## DIRECTIVE
Repeat the material verbatim. Images are excluded from the copy.

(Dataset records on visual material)
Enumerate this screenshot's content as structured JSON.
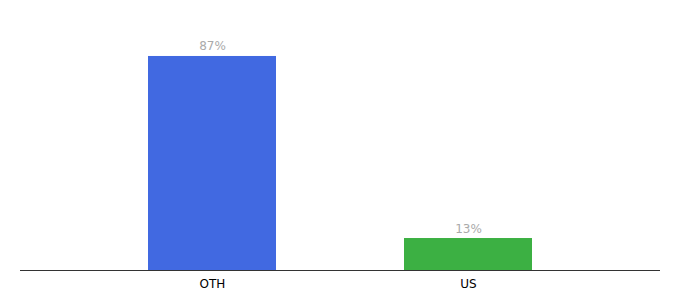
{
  "chart_data": {
    "type": "bar",
    "categories": [
      "OTH",
      "US"
    ],
    "values": [
      87,
      13
    ],
    "value_labels": [
      "87%",
      "13%"
    ],
    "colors": [
      "#4169e1",
      "#3cb043"
    ],
    "ylim": [
      0,
      100
    ],
    "data_labels": true,
    "tick_labels": "x"
  }
}
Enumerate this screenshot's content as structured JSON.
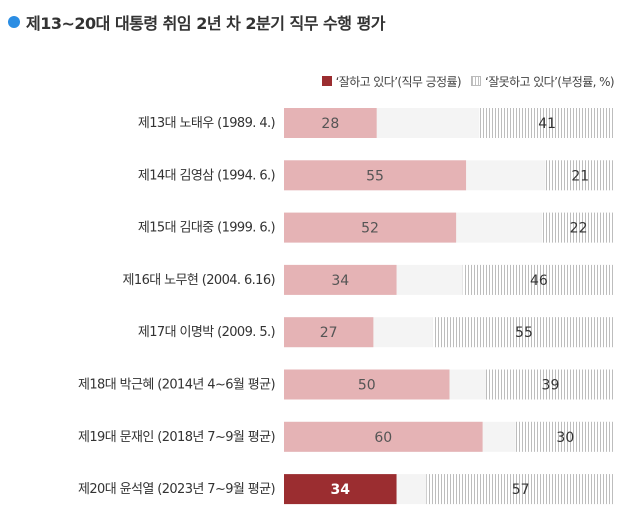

## CORRECT RESULT
Enumerate this screenshot's content as structured JSON.
{
  "chart_data": {
    "type": "bar",
    "categories": [
      "OTH",
      "US"
    ],
    "values": [
      87,
      13
    ],
    "value_labels": [
      "87%",
      "13%"
    ],
    "colors": [
      "#4169e1",
      "#3cb043"
    ],
    "ylim": [
      0,
      100
    ],
    "data_labels": true,
    "tick_labels": "x"
  }
}
Enumerate this screenshot's content as structured JSON.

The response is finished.